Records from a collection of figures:

####################

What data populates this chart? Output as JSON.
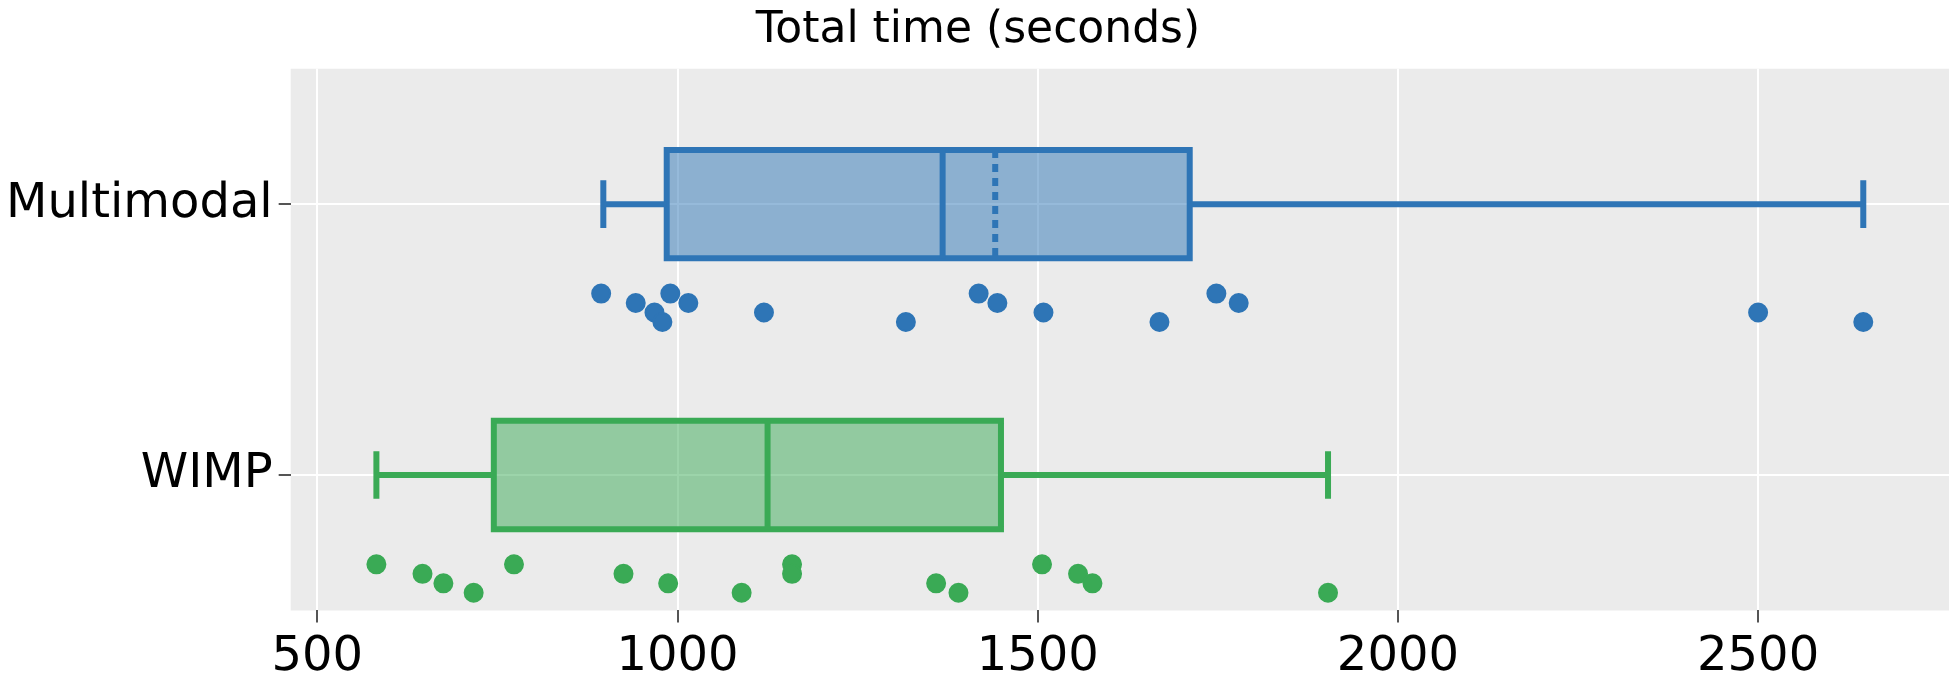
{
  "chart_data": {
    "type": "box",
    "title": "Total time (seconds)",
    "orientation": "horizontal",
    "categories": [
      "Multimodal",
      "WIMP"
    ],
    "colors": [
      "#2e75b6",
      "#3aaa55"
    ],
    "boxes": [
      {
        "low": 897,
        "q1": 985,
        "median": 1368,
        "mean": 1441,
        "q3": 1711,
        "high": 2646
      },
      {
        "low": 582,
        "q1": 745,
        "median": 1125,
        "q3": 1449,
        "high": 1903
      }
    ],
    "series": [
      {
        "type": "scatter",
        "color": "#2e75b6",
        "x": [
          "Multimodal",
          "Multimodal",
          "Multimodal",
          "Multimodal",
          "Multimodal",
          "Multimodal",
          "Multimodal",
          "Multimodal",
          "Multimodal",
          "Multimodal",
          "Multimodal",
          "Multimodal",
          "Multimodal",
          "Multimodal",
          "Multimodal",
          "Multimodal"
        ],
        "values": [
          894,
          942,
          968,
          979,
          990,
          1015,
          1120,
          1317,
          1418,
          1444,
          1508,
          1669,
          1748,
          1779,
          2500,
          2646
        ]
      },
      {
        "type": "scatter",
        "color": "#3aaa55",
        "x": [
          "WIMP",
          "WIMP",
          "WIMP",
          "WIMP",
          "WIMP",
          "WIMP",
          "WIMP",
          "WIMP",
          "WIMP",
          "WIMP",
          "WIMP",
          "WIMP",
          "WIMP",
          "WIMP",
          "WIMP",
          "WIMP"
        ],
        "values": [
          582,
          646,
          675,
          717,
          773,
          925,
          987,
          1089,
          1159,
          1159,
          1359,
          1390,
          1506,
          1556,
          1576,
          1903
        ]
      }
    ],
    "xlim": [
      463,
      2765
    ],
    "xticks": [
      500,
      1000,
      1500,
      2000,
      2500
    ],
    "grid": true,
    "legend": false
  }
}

####################

THE PROBLEM: Repeat the data above exactly, but not the pictures.

TASK RESPONSE:
What data populates this chart? Output as JSON.
{
  "chart_data": {
    "type": "box",
    "title": "Total time (seconds)",
    "orientation": "horizontal",
    "categories": [
      "Multimodal",
      "WIMP"
    ],
    "colors": [
      "#2e75b6",
      "#3aaa55"
    ],
    "boxes": [
      {
        "low": 897,
        "q1": 985,
        "median": 1368,
        "mean": 1441,
        "q3": 1711,
        "high": 2646
      },
      {
        "low": 582,
        "q1": 745,
        "median": 1125,
        "q3": 1449,
        "high": 1903
      }
    ],
    "series": [
      {
        "type": "scatter",
        "color": "#2e75b6",
        "x": [
          "Multimodal",
          "Multimodal",
          "Multimodal",
          "Multimodal",
          "Multimodal",
          "Multimodal",
          "Multimodal",
          "Multimodal",
          "Multimodal",
          "Multimodal",
          "Multimodal",
          "Multimodal",
          "Multimodal",
          "Multimodal",
          "Multimodal",
          "Multimodal"
        ],
        "values": [
          894,
          942,
          968,
          979,
          990,
          1015,
          1120,
          1317,
          1418,
          1444,
          1508,
          1669,
          1748,
          1779,
          2500,
          2646
        ]
      },
      {
        "type": "scatter",
        "color": "#3aaa55",
        "x": [
          "WIMP",
          "WIMP",
          "WIMP",
          "WIMP",
          "WIMP",
          "WIMP",
          "WIMP",
          "WIMP",
          "WIMP",
          "WIMP",
          "WIMP",
          "WIMP",
          "WIMP",
          "WIMP",
          "WIMP",
          "WIMP"
        ],
        "values": [
          582,
          646,
          675,
          717,
          773,
          925,
          987,
          1089,
          1159,
          1159,
          1359,
          1390,
          1506,
          1556,
          1576,
          1903
        ]
      }
    ],
    "xlim": [
      463,
      2765
    ],
    "xticks": [
      500,
      1000,
      1500,
      2000,
      2500
    ],
    "grid": true,
    "legend": false
  }
}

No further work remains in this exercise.